_SHORT PROBLEM_
Quote, without change, all of the lines that follow.

_INFORMATION SHOWN_
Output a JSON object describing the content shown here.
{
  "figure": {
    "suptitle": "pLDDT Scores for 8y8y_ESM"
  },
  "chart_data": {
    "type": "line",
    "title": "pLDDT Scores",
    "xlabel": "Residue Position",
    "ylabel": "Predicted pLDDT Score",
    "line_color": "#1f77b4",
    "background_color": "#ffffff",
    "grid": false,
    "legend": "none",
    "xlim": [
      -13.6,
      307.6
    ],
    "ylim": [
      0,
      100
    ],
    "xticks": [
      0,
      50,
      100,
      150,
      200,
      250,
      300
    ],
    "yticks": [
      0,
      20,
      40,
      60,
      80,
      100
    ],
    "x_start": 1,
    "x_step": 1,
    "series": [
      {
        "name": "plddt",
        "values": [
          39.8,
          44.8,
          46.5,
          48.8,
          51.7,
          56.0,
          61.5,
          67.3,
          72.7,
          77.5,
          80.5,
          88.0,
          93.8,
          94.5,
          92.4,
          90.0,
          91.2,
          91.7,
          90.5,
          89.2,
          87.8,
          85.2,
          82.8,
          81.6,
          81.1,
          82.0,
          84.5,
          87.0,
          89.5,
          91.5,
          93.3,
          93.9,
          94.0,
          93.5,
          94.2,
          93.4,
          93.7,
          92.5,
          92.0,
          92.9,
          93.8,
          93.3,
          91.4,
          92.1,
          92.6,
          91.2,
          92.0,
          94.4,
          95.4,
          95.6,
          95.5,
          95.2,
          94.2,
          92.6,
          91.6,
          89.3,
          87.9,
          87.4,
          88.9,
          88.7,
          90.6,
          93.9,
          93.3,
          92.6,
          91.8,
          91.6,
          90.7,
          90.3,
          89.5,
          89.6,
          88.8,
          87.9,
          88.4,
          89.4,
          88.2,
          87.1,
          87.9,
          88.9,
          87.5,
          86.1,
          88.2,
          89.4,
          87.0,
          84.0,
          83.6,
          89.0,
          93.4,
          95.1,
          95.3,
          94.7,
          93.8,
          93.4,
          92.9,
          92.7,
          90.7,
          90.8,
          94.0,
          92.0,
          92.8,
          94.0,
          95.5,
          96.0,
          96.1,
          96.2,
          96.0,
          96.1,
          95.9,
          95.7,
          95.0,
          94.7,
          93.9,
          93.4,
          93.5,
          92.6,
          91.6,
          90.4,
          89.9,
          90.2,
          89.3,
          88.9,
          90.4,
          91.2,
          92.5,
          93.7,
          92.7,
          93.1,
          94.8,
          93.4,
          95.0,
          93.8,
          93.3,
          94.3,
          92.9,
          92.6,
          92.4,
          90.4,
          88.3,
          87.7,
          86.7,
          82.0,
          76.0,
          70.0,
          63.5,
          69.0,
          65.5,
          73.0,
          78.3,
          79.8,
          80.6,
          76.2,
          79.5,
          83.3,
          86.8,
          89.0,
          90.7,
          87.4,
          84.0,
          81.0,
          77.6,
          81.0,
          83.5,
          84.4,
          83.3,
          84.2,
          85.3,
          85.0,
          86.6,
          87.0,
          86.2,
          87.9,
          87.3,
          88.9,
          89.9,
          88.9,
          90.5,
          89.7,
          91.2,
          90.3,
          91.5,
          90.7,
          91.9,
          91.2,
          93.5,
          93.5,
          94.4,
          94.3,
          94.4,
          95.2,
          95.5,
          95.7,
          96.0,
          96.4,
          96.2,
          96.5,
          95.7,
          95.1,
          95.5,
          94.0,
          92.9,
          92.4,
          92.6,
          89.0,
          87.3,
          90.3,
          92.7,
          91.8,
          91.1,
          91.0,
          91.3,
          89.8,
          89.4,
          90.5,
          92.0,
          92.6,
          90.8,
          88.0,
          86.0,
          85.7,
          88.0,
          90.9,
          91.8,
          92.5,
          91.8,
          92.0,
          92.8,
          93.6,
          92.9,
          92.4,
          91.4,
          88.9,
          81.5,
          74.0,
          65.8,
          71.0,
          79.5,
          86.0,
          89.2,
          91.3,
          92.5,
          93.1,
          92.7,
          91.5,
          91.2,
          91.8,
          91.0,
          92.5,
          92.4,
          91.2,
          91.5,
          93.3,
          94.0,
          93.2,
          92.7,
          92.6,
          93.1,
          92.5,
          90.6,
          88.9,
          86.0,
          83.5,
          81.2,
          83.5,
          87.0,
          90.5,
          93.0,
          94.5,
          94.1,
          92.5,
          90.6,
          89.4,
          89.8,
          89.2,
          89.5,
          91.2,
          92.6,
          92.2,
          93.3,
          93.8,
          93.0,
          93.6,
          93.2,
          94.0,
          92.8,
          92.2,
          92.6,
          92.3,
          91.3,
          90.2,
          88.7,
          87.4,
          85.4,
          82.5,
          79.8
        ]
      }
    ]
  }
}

_WORKED SOLUTION_
Output a JSON object describing the content shown here.
{
  "figure": {
    "suptitle": "pLDDT Scores for 8y8y_ESM"
  },
  "chart_data": {
    "type": "line",
    "title": "pLDDT Scores",
    "xlabel": "Residue Position",
    "ylabel": "Predicted pLDDT Score",
    "line_color": "#1f77b4",
    "background_color": "#ffffff",
    "grid": false,
    "legend": "none",
    "xlim": [
      -13.6,
      307.6
    ],
    "ylim": [
      0,
      100
    ],
    "xticks": [
      0,
      50,
      100,
      150,
      200,
      250,
      300
    ],
    "yticks": [
      0,
      20,
      40,
      60,
      80,
      100
    ],
    "x_start": 1,
    "x_step": 1,
    "series": [
      {
        "name": "plddt",
        "values": [
          39.8,
          44.8,
          46.5,
          48.8,
          51.7,
          56.0,
          61.5,
          67.3,
          72.7,
          77.5,
          80.5,
          88.0,
          93.8,
          94.5,
          92.4,
          90.0,
          91.2,
          91.7,
          90.5,
          89.2,
          87.8,
          85.2,
          82.8,
          81.6,
          81.1,
          82.0,
          84.5,
          87.0,
          89.5,
          91.5,
          93.3,
          93.9,
          94.0,
          93.5,
          94.2,
          93.4,
          93.7,
          92.5,
          92.0,
          92.9,
          93.8,
          93.3,
          91.4,
          92.1,
          92.6,
          91.2,
          92.0,
          94.4,
          95.4,
          95.6,
          95.5,
          95.2,
          94.2,
          92.6,
          91.6,
          89.3,
          87.9,
          87.4,
          88.9,
          88.7,
          90.6,
          93.9,
          93.3,
          92.6,
          91.8,
          91.6,
          90.7,
          90.3,
          89.5,
          89.6,
          88.8,
          87.9,
          88.4,
          89.4,
          88.2,
          87.1,
          87.9,
          88.9,
          87.5,
          86.1,
          88.2,
          89.4,
          87.0,
          84.0,
          83.6,
          89.0,
          93.4,
          95.1,
          95.3,
          94.7,
          93.8,
          93.4,
          92.9,
          92.7,
          90.7,
          90.8,
          94.0,
          92.0,
          92.8,
          94.0,
          95.5,
          96.0,
          96.1,
          96.2,
          96.0,
          96.1,
          95.9,
          95.7,
          95.0,
          94.7,
          93.9,
          93.4,
          93.5,
          92.6,
          91.6,
          90.4,
          89.9,
          90.2,
          89.3,
          88.9,
          90.4,
          91.2,
          92.5,
          93.7,
          92.7,
          93.1,
          94.8,
          93.4,
          95.0,
          93.8,
          93.3,
          94.3,
          92.9,
          92.6,
          92.4,
          90.4,
          88.3,
          87.7,
          86.7,
          82.0,
          76.0,
          70.0,
          63.5,
          69.0,
          65.5,
          73.0,
          78.3,
          79.8,
          80.6,
          76.2,
          79.5,
          83.3,
          86.8,
          89.0,
          90.7,
          87.4,
          84.0,
          81.0,
          77.6,
          81.0,
          83.5,
          84.4,
          83.3,
          84.2,
          85.3,
          85.0,
          86.6,
          87.0,
          86.2,
          87.9,
          87.3,
          88.9,
          89.9,
          88.9,
          90.5,
          89.7,
          91.2,
          90.3,
          91.5,
          90.7,
          91.9,
          91.2,
          93.5,
          93.5,
          94.4,
          94.3,
          94.4,
          95.2,
          95.5,
          95.7,
          96.0,
          96.4,
          96.2,
          96.5,
          95.7,
          95.1,
          95.5,
          94.0,
          92.9,
          92.4,
          92.6,
          89.0,
          87.3,
          90.3,
          92.7,
          91.8,
          91.1,
          91.0,
          91.3,
          89.8,
          89.4,
          90.5,
          92.0,
          92.6,
          90.8,
          88.0,
          86.0,
          85.7,
          88.0,
          90.9,
          91.8,
          92.5,
          91.8,
          92.0,
          92.8,
          93.6,
          92.9,
          92.4,
          91.4,
          88.9,
          81.5,
          74.0,
          65.8,
          71.0,
          79.5,
          86.0,
          89.2,
          91.3,
          92.5,
          93.1,
          92.7,
          91.5,
          91.2,
          91.8,
          91.0,
          92.5,
          92.4,
          91.2,
          91.5,
          93.3,
          94.0,
          93.2,
          92.7,
          92.6,
          93.1,
          92.5,
          90.6,
          88.9,
          86.0,
          83.5,
          81.2,
          83.5,
          87.0,
          90.5,
          93.0,
          94.5,
          94.1,
          92.5,
          90.6,
          89.4,
          89.8,
          89.2,
          89.5,
          91.2,
          92.6,
          92.2,
          93.3,
          93.8,
          93.0,
          93.6,
          93.2,
          94.0,
          92.8,
          92.2,
          92.6,
          92.3,
          91.3,
          90.2,
          88.7,
          87.4,
          85.4,
          82.5,
          79.8
        ]
      }
    ]
  }
}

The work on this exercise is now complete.